WHAT IS EXPECTED.
Copy the data word for word, keeping every line.

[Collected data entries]
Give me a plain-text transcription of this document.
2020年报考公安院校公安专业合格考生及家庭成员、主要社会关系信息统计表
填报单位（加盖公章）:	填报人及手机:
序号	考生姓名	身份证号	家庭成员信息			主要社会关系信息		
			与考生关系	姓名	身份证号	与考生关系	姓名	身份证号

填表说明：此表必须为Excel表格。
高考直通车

FINAL RESULT.
Give me a plain-text transcription of this document.
2020年报考公安院校公安专业合格考生及家庭成员、主要社会关系信息统计表
填报单位（加盖公章）:	填报人及手机:
序号	考生姓名	身份证号	家庭成员信息			主要社会关系信息		
			与考生关系	姓名	身份证号	与考生关系	姓名	身份证号

填表说明：此表必须为Excel表格。
高考直通车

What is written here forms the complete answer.